* _TASK INSTRUCTIONS_
(A) List every line of the records that contains the string "base", treating uppercase and lowercase as different.
(B) Please continue the passage about the music that shaped the writer, starting after its last sentence.

* _PASSAGE SHOWN_
----------

P.J. Harvey was (is still) important to me – she was the closest I think I’d come to art in the Indie scene. This was a song that suddenly burst open with meaning for me, even though I had known and played it for years. I still get goose bumps when I hear it on my shuffle.
This just is what it is and it aint nothin’ less.
I had the pleasure of seeing Four Tet live a few months after this arrived in my email inbox with a message attached. Part of that message was “Today was a life changing day. Nothing has ever been this profound.” I’ve never gotten over that moment, or this song.
Around the same time that I was gifted Four Tet, I was gifted John Cage. I had never heard of him before, and I am proud and pleased to say I embraced that with everything inside of me to the point that I allow his writings to impact on my music appreciation, my relationship to the world of art, and even on my own writing. He is enormously important. A truly defining moment in my creative development.
Jonathan Franzen said: “You have to love before you can be relentless.” This music taught me how to love and how to be relentless.
I can say, without hyperbole, that the day I heard this I was never the same again. This is song #5 on the list, Wire’s 100 records that set the world on fire while no one was watching. I am working my way through this list on my blog, because it broadened my perspective so much that I was able to receive in a way I had never been able to before. I had heard less than 10% of that list prior to the moment I first saw it. In this moment I can tell you – ignorance was not bliss. I owe everything to the person that brought that monumental world to me.

----------

(Region boundary data)
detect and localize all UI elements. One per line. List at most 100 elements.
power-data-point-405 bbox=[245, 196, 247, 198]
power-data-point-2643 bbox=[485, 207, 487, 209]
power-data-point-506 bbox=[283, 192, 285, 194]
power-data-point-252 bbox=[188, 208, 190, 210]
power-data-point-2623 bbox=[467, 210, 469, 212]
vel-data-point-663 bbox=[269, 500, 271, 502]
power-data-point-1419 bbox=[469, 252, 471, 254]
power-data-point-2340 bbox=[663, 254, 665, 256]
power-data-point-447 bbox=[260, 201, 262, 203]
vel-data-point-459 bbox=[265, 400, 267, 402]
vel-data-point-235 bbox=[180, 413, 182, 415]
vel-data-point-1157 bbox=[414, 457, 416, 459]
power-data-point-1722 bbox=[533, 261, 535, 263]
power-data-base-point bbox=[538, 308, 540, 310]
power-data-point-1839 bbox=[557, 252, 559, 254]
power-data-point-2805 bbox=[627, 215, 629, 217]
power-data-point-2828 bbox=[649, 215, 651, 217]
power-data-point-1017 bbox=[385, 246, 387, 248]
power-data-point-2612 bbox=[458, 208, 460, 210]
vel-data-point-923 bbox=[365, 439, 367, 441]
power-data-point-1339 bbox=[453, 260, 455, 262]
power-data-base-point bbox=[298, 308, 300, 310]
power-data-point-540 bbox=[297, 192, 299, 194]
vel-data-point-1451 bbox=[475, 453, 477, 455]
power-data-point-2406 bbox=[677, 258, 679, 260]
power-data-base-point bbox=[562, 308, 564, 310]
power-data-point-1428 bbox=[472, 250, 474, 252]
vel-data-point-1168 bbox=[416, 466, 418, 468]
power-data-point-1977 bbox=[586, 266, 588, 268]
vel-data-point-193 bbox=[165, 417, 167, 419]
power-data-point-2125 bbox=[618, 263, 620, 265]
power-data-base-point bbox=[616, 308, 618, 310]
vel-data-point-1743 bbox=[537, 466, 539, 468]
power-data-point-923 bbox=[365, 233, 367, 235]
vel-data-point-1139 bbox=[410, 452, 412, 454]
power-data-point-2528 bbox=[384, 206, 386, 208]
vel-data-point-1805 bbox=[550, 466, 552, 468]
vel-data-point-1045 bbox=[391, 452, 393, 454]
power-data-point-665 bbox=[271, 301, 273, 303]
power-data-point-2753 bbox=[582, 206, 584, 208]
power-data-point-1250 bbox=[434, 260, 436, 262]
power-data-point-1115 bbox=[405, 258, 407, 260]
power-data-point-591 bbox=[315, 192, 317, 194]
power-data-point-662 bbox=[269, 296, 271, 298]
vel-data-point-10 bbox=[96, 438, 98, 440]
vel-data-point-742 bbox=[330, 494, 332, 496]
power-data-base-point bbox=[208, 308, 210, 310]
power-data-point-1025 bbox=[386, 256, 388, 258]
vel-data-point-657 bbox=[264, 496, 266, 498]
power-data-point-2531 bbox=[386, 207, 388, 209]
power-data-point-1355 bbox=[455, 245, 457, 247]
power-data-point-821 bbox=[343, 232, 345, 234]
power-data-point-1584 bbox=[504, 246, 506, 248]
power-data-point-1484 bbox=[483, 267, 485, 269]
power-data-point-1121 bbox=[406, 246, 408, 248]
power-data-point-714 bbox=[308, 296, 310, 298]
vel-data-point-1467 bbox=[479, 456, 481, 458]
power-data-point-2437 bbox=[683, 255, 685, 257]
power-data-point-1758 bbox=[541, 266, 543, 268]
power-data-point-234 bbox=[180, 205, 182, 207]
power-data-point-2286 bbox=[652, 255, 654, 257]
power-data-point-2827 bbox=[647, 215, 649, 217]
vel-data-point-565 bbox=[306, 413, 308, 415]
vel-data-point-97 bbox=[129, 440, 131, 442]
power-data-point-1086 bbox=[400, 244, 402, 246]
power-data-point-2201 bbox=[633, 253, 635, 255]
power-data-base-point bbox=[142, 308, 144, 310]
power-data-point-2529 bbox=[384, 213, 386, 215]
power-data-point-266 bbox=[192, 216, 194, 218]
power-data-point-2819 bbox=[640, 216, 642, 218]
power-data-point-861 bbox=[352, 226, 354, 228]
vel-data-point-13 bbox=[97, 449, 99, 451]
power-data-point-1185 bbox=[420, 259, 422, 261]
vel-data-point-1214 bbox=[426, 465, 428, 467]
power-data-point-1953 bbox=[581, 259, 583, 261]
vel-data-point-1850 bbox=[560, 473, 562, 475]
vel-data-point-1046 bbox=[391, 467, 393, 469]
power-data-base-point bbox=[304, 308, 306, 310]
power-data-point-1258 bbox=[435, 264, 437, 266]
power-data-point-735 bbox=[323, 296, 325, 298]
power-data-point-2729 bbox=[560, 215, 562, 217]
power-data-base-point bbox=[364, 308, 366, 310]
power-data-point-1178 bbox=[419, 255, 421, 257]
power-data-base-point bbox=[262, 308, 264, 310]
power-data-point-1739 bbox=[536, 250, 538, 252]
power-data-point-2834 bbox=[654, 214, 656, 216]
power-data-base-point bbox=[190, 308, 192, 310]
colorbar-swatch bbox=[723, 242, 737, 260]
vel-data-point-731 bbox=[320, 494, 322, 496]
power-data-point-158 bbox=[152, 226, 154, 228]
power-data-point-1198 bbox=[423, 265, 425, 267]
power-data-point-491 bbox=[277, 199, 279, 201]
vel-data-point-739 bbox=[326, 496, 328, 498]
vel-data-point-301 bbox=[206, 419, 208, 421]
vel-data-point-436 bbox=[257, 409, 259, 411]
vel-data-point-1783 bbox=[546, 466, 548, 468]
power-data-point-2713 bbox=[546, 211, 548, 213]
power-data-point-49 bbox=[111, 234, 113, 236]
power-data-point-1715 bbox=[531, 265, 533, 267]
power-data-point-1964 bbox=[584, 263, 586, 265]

----------

* _TASK-BY-TASK OUTPUTS_
(A)
power-data-base-point bbox=[538, 308, 540, 310]
power-data-base-point bbox=[298, 308, 300, 310]
power-data-base-point bbox=[562, 308, 564, 310]
power-data-base-point bbox=[616, 308, 618, 310]
power-data-base-point bbox=[208, 308, 210, 310]
power-data-base-point bbox=[142, 308, 144, 310]
power-data-base-point bbox=[304, 308, 306, 310]
power-data-base-point bbox=[364, 308, 366, 310]
power-data-base-point bbox=[262, 308, 264, 310]
power-data-base-point bbox=[190, 308, 192, 310]

(B)
This was my introduction to excellent film (what a place to start) and it is a part of the first box set I ever owned. A box set that still sits in pride of place beside my bed.
I haven’t reviewed Hermann Nitsch on this blog yet, because I want to take a lot of time to do properly. I have an incredble book I read regularly, given to me after a holiday in Perth, that I adore. This isn’t music, but it moves me and belongs in this list.
One of the greatest moments of my life – seeing Sonny live.
There are so many other beautiful music moments I could add. Ami Yoshida, Creel Pone, Erstwhile Records, The NWW list, and other art works: Godard, Last Year in Marienbad, Tom Mc Carthy, Thomas Pynchon, and the promise. The promise that if art this beautiful can exist in the world, then so can we.
Thanks for sharing these , that Four Tet song has a very calming effect. There was a PJ Harvey song I heard the other day I loved called That was my veil. Not sure I understand the point of the John Cage video, care to elaborate?
If you like well-written songs ( Leonard Cohen for example), a new album I’m recommending this week on my blog is Redemption City, Joseph Arthur. Very impressed by lyrics!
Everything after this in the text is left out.